- [THE EXERCISE] Wherever a line below holds the word "this", copy that line.
--
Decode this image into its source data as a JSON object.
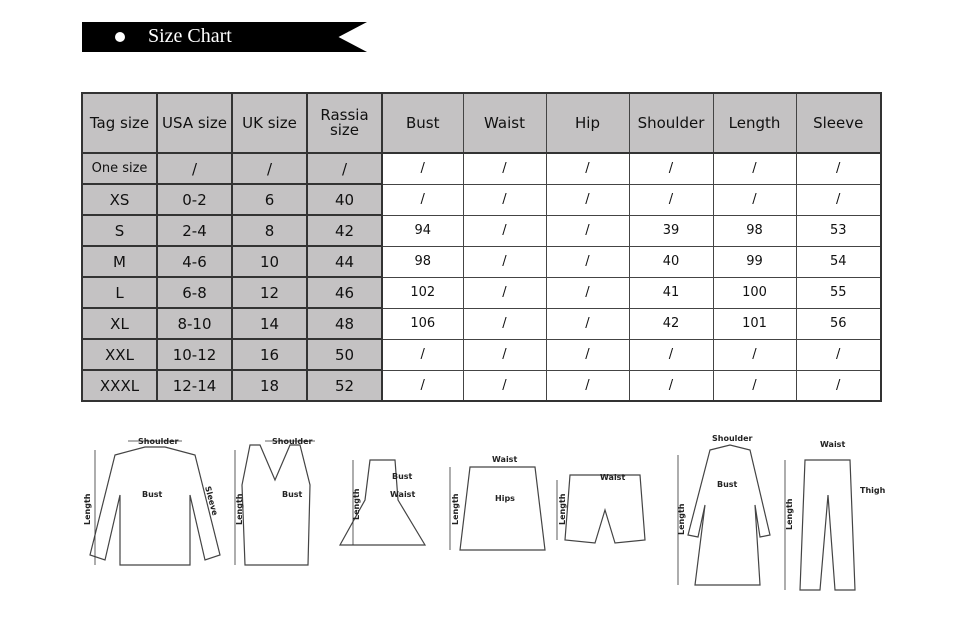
{
  "title": "Size Chart",
  "table": {
    "headers": [
      "Tag size",
      "USA size",
      "UK size",
      "Rassia size",
      "Bust",
      "Waist",
      "Hip",
      "Shoulder",
      "Length",
      "Sleeve"
    ],
    "rows": [
      [
        "One size",
        "/",
        "/",
        "/",
        "/",
        "/",
        "/",
        "/",
        "/",
        "/"
      ],
      [
        "XS",
        "0-2",
        "6",
        "40",
        "/",
        "/",
        "/",
        "/",
        "/",
        "/"
      ],
      [
        "S",
        "2-4",
        "8",
        "42",
        "94",
        "/",
        "/",
        "39",
        "98",
        "53"
      ],
      [
        "M",
        "4-6",
        "10",
        "44",
        "98",
        "/",
        "/",
        "40",
        "99",
        "54"
      ],
      [
        "L",
        "6-8",
        "12",
        "46",
        "102",
        "/",
        "/",
        "41",
        "100",
        "55"
      ],
      [
        "XL",
        "8-10",
        "14",
        "48",
        "106",
        "/",
        "/",
        "42",
        "101",
        "56"
      ],
      [
        "XXL",
        "10-12",
        "16",
        "50",
        "/",
        "/",
        "/",
        "/",
        "/",
        "/"
      ],
      [
        "XXXL",
        "12-14",
        "18",
        "52",
        "/",
        "/",
        "/",
        "/",
        "/",
        "/"
      ]
    ]
  },
  "labels": {
    "shoulder": "Shoulder",
    "bust": "Bust",
    "sleeve": "Sleeve",
    "length": "Length",
    "waist": "Waist",
    "hips": "Hips",
    "thigh": "Thigh"
  },
  "colors": {
    "header_bg": "#c4c2c3",
    "banner": "#000000"
  }
}
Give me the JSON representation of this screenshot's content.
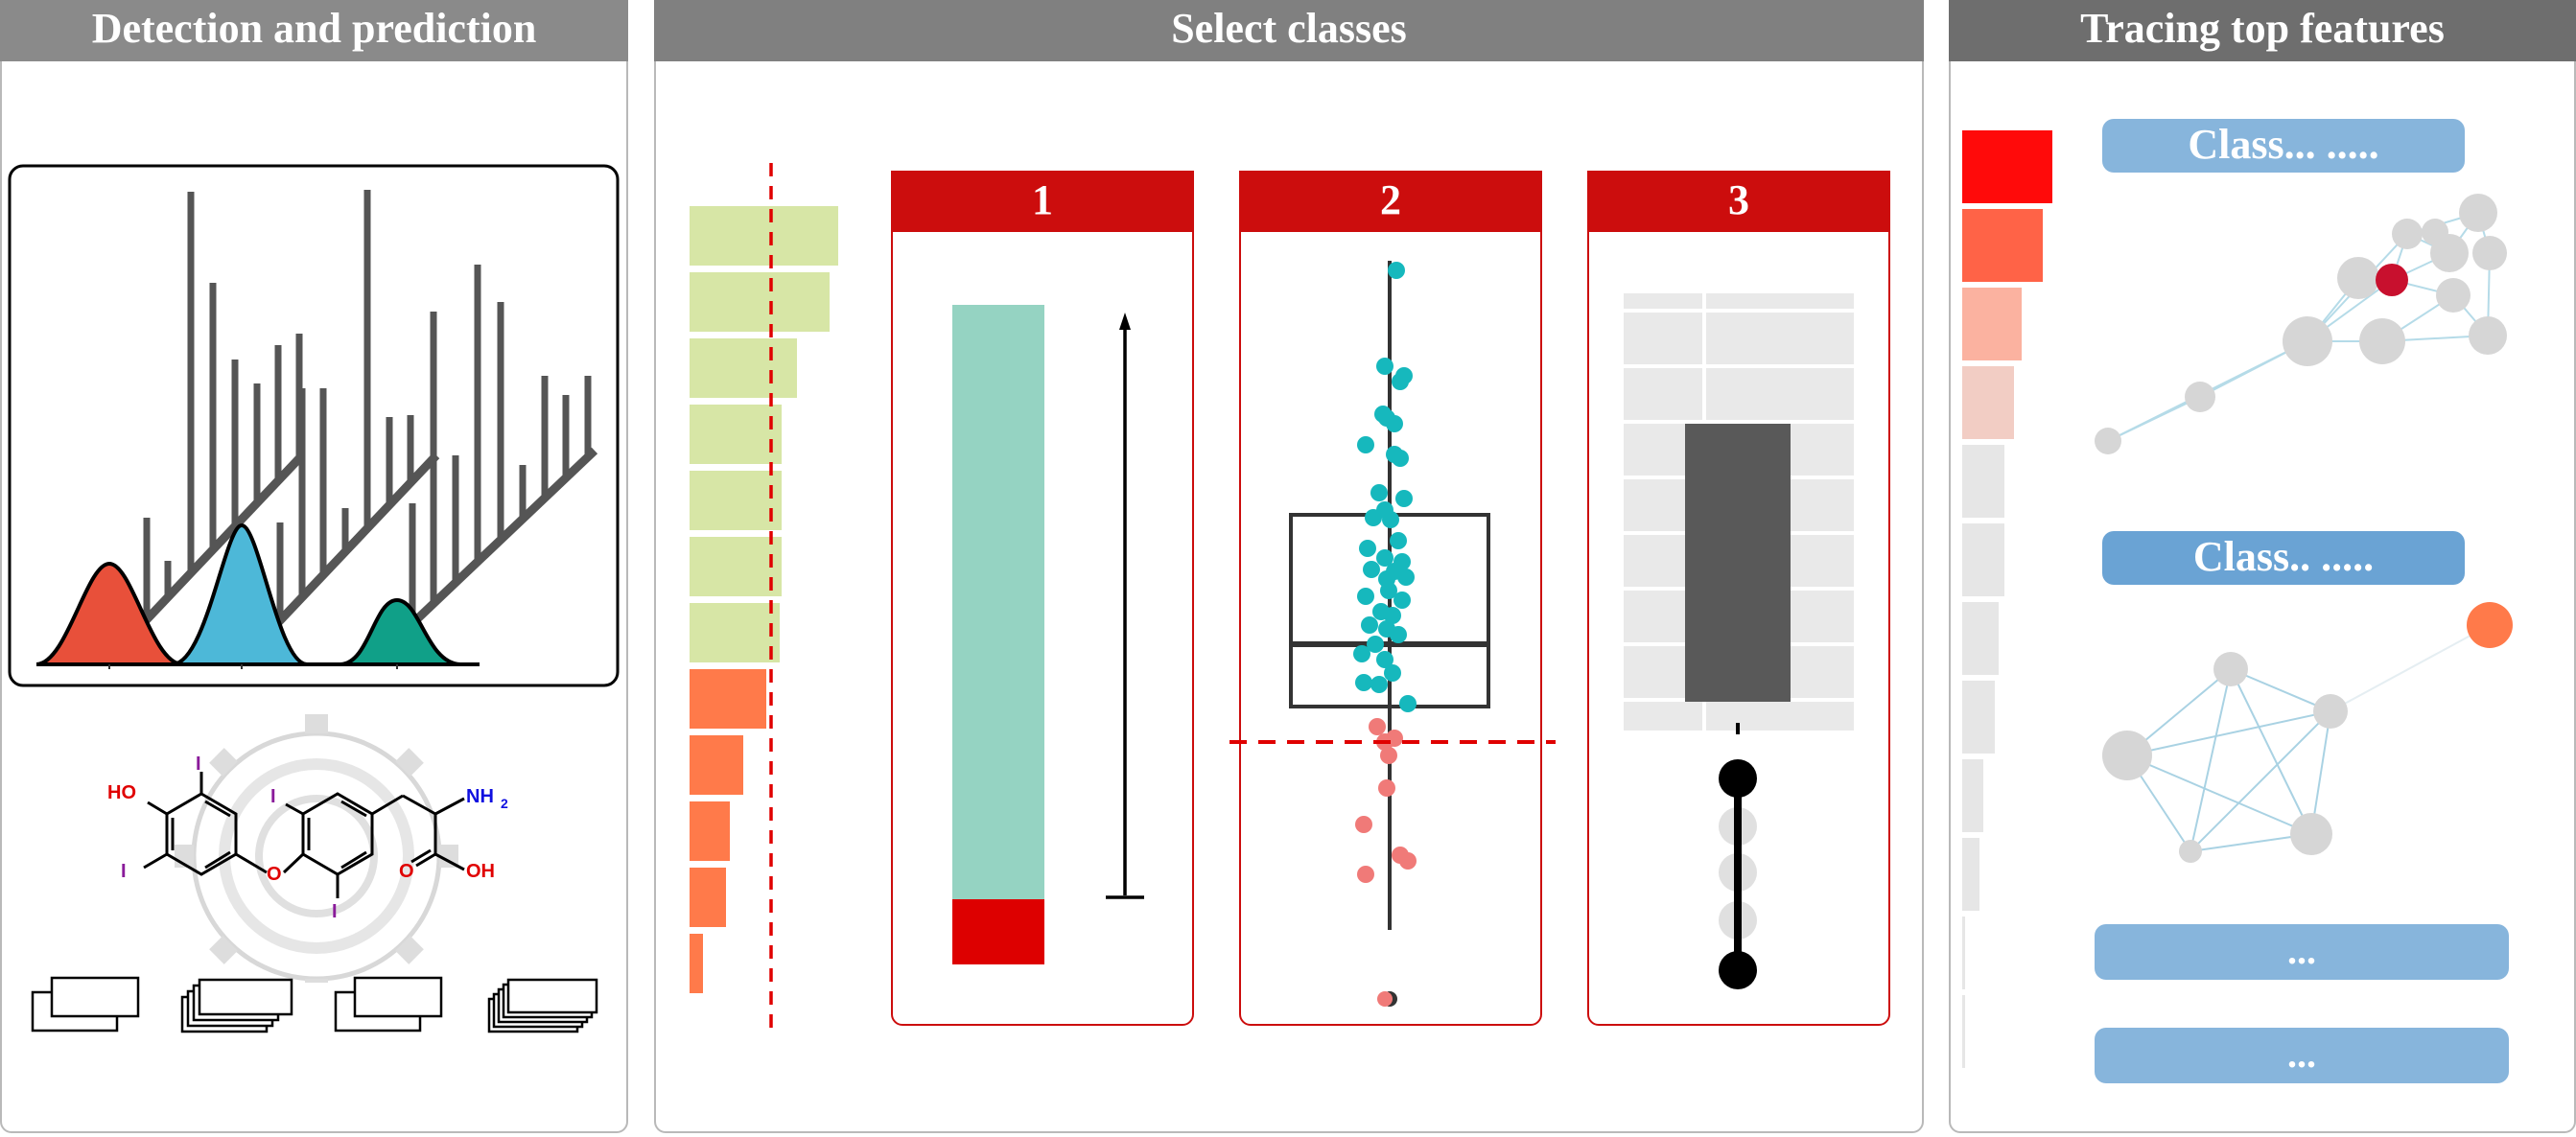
{
  "panels": {
    "detection": {
      "title": "Detection and prediction"
    },
    "select": {
      "title": "Select classes"
    },
    "tracing": {
      "title": "Tracing top features"
    }
  },
  "molecule": {
    "labels": {
      "ho": "HO",
      "nh2": "NH",
      "nh2_sub": "2",
      "oh": "OH",
      "o_ether": "O",
      "o_carbonyl": "O",
      "iodine": "I"
    }
  },
  "class_panels": [
    "1",
    "2",
    "3"
  ],
  "tracing": {
    "class_labels": [
      "Class... .....",
      "Class.. .....",
      "...",
      "..."
    ]
  },
  "colors": {
    "header_gray": "#808080",
    "header_dark": "#6e6e6e",
    "accent_red": "#cc0d0d",
    "teal_point": "#16b8bd",
    "salmon_point": "#f07a78",
    "green_bar": "#d7e6a6",
    "orange_bar": "#ff7a4a",
    "bar_teal": "#95d3c2",
    "label_blue": "#87b5dc"
  }
}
--
- [TASK RESPONSE]
Decode this image into its source data as a JSON object.
Give me the JSON representation of this screenshot's content.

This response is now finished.